**WRITTEN TASK:** Single out the lines that include the word "JSON". Copy them.

Data entries for graphics

|---|

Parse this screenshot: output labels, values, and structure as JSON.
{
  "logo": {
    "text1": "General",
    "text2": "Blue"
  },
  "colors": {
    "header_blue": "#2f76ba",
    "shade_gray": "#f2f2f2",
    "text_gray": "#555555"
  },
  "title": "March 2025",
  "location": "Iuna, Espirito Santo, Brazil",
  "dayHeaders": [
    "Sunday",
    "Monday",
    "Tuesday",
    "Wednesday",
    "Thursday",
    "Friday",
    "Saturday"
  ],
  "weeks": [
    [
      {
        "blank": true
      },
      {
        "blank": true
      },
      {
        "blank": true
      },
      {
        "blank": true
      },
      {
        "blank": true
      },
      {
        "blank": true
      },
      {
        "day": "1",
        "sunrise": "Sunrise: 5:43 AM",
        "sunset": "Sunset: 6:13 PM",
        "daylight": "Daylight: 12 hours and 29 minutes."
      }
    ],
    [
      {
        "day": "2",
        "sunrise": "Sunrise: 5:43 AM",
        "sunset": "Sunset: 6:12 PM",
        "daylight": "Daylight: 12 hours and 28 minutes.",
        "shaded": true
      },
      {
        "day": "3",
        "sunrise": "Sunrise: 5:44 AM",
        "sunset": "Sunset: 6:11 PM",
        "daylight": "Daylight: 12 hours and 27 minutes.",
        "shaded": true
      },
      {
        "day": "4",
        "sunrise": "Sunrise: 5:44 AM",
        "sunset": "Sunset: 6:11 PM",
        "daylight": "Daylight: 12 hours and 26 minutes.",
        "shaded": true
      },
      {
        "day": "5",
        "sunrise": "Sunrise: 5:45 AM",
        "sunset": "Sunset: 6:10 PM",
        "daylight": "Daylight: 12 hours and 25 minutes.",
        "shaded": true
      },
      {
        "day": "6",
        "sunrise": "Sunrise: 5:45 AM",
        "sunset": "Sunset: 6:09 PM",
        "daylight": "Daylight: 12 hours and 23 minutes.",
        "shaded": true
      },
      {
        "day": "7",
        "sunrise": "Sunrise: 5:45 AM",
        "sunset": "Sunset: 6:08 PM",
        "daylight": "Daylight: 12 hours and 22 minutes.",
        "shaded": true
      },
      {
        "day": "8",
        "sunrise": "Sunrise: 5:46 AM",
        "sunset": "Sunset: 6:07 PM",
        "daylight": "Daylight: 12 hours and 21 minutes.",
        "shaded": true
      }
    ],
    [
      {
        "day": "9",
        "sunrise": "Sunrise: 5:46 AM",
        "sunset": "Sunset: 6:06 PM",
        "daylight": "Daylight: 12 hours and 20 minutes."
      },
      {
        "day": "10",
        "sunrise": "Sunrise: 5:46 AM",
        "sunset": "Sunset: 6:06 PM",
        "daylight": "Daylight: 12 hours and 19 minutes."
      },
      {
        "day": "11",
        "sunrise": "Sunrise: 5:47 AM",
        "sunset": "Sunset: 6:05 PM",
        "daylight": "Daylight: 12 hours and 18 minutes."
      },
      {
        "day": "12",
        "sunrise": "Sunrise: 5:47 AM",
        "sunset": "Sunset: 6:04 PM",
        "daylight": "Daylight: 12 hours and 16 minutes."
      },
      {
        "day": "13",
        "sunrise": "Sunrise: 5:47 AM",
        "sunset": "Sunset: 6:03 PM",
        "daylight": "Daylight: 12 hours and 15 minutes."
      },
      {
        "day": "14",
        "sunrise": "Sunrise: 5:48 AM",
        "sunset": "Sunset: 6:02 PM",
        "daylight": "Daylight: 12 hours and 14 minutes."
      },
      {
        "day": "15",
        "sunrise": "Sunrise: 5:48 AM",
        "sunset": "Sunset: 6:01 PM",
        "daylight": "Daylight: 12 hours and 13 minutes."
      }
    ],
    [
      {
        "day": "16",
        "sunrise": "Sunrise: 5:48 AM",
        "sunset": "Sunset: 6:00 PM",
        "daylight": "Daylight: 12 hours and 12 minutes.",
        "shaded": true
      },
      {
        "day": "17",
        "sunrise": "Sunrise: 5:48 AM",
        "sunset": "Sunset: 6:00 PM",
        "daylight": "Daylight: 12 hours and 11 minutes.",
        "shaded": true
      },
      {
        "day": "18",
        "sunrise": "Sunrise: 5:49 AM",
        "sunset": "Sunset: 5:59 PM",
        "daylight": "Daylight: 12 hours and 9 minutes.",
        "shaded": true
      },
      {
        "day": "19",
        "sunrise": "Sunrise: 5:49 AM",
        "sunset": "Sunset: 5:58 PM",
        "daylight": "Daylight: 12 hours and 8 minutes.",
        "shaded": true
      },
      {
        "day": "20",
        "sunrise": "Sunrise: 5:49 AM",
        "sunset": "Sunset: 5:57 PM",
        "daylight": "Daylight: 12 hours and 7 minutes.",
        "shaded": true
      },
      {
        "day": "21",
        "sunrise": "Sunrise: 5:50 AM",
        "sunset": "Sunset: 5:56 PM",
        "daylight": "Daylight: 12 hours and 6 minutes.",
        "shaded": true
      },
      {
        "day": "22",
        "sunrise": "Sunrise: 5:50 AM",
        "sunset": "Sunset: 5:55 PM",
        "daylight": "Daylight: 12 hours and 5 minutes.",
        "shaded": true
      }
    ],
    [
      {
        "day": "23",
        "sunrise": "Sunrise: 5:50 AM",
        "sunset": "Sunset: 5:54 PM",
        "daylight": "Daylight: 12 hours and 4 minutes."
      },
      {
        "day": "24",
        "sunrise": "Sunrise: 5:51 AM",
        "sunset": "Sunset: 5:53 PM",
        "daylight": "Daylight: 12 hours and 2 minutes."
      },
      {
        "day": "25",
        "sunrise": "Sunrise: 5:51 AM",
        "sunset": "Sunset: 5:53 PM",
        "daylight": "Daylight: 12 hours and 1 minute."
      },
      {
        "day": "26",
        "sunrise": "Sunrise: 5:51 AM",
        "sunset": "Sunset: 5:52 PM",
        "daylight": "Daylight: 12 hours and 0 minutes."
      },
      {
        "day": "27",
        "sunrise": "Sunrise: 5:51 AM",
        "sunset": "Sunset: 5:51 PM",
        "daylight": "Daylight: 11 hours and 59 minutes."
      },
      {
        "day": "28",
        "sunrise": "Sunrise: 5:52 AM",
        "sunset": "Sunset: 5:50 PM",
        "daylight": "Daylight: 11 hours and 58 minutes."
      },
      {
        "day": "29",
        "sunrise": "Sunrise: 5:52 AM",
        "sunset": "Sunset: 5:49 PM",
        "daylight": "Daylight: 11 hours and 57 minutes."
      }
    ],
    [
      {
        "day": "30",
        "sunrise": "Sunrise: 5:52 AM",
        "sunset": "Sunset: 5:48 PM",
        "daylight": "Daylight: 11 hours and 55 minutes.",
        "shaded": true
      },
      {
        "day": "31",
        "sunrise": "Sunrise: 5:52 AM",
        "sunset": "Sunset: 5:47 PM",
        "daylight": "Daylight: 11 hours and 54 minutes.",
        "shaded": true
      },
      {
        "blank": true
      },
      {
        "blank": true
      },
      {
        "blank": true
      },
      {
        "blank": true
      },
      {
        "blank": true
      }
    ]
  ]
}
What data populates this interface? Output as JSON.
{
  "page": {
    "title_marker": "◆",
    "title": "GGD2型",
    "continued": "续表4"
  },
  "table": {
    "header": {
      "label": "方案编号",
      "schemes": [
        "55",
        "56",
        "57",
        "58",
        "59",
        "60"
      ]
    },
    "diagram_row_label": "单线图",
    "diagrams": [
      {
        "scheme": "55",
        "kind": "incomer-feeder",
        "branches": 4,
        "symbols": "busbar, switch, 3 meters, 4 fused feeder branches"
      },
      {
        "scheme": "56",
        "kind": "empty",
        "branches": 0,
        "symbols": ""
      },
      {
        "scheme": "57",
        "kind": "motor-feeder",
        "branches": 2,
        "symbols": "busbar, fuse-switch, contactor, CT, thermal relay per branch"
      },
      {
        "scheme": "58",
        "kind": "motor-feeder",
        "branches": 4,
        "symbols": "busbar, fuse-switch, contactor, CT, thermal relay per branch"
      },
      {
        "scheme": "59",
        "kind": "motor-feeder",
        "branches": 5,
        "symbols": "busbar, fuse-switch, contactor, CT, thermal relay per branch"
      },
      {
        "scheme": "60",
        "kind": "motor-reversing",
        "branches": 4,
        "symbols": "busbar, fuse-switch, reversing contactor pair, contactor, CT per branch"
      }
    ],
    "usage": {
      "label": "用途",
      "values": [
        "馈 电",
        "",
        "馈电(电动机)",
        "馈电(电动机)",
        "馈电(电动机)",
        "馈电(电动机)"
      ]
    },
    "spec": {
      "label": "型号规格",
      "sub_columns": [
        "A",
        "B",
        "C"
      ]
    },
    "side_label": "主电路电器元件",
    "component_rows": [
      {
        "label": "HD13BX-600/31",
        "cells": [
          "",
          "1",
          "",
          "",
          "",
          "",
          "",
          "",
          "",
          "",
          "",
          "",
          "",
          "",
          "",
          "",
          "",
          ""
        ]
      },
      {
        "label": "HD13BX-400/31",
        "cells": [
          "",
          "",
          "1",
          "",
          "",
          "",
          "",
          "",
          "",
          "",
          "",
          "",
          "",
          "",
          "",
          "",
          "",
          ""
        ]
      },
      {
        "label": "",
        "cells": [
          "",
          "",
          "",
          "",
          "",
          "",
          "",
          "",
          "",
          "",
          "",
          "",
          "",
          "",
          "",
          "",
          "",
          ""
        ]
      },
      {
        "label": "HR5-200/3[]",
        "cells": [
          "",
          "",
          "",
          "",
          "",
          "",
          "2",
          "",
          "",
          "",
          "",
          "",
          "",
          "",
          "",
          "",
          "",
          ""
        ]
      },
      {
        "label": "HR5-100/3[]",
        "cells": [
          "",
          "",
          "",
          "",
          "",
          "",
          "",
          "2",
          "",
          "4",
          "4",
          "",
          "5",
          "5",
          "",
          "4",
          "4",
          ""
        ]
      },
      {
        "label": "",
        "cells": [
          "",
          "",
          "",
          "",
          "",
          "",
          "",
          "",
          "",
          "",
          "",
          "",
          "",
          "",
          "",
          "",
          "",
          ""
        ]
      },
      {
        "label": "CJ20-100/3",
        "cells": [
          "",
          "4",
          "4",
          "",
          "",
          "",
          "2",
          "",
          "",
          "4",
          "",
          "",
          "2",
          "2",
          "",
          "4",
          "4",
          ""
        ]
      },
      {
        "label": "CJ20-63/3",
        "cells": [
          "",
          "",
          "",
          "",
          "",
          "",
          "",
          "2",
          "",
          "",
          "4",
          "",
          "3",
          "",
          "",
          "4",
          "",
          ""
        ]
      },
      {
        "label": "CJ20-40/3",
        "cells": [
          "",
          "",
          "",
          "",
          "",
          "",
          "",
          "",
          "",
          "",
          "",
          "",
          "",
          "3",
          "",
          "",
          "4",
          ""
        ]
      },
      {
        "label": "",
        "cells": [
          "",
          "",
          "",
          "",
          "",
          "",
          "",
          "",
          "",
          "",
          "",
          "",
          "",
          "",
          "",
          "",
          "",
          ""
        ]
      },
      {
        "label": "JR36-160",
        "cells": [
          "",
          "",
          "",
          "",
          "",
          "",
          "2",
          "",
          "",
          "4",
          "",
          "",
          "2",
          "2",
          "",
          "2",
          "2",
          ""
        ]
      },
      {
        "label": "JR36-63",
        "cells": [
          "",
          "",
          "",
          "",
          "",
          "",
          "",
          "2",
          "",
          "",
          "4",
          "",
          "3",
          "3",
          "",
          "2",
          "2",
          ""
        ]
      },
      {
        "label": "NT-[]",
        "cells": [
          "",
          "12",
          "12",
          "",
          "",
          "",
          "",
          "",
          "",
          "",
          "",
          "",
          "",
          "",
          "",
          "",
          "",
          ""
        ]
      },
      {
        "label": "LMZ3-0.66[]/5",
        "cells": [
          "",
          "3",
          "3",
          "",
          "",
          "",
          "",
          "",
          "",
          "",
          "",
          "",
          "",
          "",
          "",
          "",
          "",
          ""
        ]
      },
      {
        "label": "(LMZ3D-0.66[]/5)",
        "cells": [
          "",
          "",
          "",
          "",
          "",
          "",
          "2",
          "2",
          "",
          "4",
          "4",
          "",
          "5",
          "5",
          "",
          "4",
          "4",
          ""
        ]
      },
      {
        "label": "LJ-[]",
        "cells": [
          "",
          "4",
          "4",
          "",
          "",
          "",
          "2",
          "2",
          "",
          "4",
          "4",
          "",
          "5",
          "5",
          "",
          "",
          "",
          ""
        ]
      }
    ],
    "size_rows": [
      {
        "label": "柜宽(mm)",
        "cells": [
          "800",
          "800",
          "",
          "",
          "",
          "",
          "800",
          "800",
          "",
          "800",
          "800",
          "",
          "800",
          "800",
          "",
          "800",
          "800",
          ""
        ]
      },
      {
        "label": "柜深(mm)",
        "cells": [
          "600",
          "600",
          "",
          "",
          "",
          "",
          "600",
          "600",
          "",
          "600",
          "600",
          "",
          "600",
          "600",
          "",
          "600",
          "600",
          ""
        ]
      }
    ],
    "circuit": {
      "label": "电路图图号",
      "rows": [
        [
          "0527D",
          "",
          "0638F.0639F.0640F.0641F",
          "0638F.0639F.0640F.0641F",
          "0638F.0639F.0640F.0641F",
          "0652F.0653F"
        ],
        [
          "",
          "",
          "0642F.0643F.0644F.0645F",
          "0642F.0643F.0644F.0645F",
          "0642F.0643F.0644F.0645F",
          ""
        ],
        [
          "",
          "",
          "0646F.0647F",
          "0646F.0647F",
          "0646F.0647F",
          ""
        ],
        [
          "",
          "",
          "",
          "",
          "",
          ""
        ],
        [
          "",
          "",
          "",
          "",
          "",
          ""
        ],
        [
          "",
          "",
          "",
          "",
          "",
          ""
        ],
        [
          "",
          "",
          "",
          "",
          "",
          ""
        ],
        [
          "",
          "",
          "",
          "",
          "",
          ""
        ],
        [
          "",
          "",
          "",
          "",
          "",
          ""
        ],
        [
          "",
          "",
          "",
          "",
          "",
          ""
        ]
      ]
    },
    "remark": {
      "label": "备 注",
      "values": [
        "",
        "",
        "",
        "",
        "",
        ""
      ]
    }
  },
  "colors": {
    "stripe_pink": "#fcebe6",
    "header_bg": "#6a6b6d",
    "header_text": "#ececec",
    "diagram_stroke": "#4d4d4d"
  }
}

|---|

**SOLUTION TO THE PROBLEM:**
Parse this screenshot: output labels, values, and structure as JSON.
What data populates this interface? Output as JSON.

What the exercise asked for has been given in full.